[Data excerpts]

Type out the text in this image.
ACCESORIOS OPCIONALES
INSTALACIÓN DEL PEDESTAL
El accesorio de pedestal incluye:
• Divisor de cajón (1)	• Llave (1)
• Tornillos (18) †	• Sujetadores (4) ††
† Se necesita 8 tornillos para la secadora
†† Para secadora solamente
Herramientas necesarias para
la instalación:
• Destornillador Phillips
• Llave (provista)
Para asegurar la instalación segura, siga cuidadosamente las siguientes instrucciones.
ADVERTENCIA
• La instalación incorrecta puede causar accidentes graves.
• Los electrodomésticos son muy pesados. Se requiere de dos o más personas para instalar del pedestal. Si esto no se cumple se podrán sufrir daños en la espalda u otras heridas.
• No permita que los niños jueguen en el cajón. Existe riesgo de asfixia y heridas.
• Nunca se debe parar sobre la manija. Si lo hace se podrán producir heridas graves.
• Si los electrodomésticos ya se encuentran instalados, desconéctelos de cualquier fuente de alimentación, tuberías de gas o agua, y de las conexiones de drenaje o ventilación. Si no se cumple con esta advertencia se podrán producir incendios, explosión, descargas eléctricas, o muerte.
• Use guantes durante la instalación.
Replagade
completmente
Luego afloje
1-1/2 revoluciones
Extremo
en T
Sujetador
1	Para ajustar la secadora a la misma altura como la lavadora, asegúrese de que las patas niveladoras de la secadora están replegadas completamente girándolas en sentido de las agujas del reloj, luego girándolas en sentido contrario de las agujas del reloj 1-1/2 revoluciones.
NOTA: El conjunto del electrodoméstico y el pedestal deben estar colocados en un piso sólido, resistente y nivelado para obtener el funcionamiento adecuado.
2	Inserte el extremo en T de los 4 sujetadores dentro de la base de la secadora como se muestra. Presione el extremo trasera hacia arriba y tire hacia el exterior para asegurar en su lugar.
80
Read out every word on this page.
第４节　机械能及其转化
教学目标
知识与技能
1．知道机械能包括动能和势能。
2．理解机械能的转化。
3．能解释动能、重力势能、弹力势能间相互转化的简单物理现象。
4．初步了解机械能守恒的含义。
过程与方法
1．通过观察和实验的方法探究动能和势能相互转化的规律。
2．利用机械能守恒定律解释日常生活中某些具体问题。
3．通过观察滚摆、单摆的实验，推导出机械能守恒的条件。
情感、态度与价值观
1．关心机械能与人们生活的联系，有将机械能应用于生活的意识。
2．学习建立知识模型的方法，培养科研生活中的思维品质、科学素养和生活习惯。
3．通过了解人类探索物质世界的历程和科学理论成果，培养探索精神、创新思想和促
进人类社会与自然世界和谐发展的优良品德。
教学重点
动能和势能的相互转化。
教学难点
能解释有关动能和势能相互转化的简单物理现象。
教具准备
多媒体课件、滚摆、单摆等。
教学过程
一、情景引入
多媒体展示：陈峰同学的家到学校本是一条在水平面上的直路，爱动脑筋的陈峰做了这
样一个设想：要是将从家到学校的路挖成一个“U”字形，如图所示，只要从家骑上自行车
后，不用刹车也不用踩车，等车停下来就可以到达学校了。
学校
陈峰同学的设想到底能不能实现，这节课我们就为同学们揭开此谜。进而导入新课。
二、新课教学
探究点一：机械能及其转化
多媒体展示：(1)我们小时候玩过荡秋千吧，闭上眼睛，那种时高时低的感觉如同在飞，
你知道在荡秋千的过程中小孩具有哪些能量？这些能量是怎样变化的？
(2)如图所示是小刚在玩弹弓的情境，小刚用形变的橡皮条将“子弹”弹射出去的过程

PROMPT >>
Repeat the data precisely, line by line.

SOLUTION FOR THIS EXERCISE >>
Type out the text in this image.
ACCESORIOS OPCIONALES
INSTALACIÓN DEL PEDESTAL
El accesorio de pedestal incluye:
• Divisor de cajón (1)	• Llave (1)
• Tornillos (18) †	• Sujetadores (4) ††
† Se necesita 8 tornillos para la secadora
†† Para secadora solamente
Herramientas necesarias para
la instalación:
• Destornillador Phillips
• Llave (provista)
Para asegurar la instalación segura, siga cuidadosamente las siguientes instrucciones.
ADVERTENCIA
• La instalación incorrecta puede causar accidentes graves.
• Los electrodomésticos son muy pesados. Se requiere de dos o más personas para instalar del pedestal. Si esto no se cumple se podrán sufrir daños en la espalda u otras heridas.
• No permita que los niños jueguen en el cajón. Existe riesgo de asfixia y heridas.
• Nunca se debe parar sobre la manija. Si lo hace se podrán producir heridas graves.
• Si los electrodomésticos ya se encuentran instalados, desconéctelos de cualquier fuente de alimentación, tuberías de gas o agua, y de las conexiones de drenaje o ventilación. Si no se cumple con esta advertencia se podrán producir incendios, explosión, descargas eléctricas, o muerte.
• Use guantes durante la instalación.
Replagade
completmente
Luego afloje
1-1/2 revoluciones
Extremo
en T
Sujetador
1	Para ajustar la secadora a la misma altura como la lavadora, asegúrese de que las patas niveladoras de la secadora están replegadas completamente girándolas en sentido de las agujas del reloj, luego girándolas en sentido contrario de las agujas del reloj 1-1/2 revoluciones.
NOTA: El conjunto del electrodoméstico y el pedestal deben estar colocados en un piso sólido, resistente y nivelado para obtener el funcionamiento adecuado.
2	Inserte el extremo en T de los 4 sujetadores dentro de la base de la secadora como se muestra. Presione el extremo trasera hacia arriba y tire hacia el exterior para asegurar en su lugar.
80
Read out every word on this page.
第４节　机械能及其转化
教学目标
知识与技能
1．知道机械能包括动能和势能。
2．理解机械能的转化。
3．能解释动能、重力势能、弹力势能间相互转化的简单物理现象。
4．初步了解机械能守恒的含义。
过程与方法
1．通过观察和实验的方法探究动能和势能相互转化的规律。
2．利用机械能守恒定律解释日常生活中某些具体问题。
3．通过观察滚摆、单摆的实验，推导出机械能守恒的条件。
情感、态度与价值观
1．关心机械能与人们生活的联系，有将机械能应用于生活的意识。
2．学习建立知识模型的方法，培养科研生活中的思维品质、科学素养和生活习惯。
3．通过了解人类探索物质世界的历程和科学理论成果，培养探索精神、创新思想和促
进人类社会与自然世界和谐发展的优良品德。
教学重点
动能和势能的相互转化。
教学难点
能解释有关动能和势能相互转化的简单物理现象。
教具准备
多媒体课件、滚摆、单摆等。
教学过程
一、情景引入
多媒体展示：陈峰同学的家到学校本是一条在水平面上的直路，爱动脑筋的陈峰做了这
样一个设想：要是将从家到学校的路挖成一个“U”字形，如图所示，只要从家骑上自行车
后，不用刹车也不用踩车，等车停下来就可以到达学校了。
学校
陈峰同学的设想到底能不能实现，这节课我们就为同学们揭开此谜。进而导入新课。
二、新课教学
探究点一：机械能及其转化
多媒体展示：(1)我们小时候玩过荡秋千吧，闭上眼睛，那种时高时低的感觉如同在飞，
你知道在荡秋千的过程中小孩具有哪些能量？这些能量是怎样变化的？
(2)如图所示是小刚在玩弹弓的情境，小刚用形变的橡皮条将“子弹”弹射出去的过程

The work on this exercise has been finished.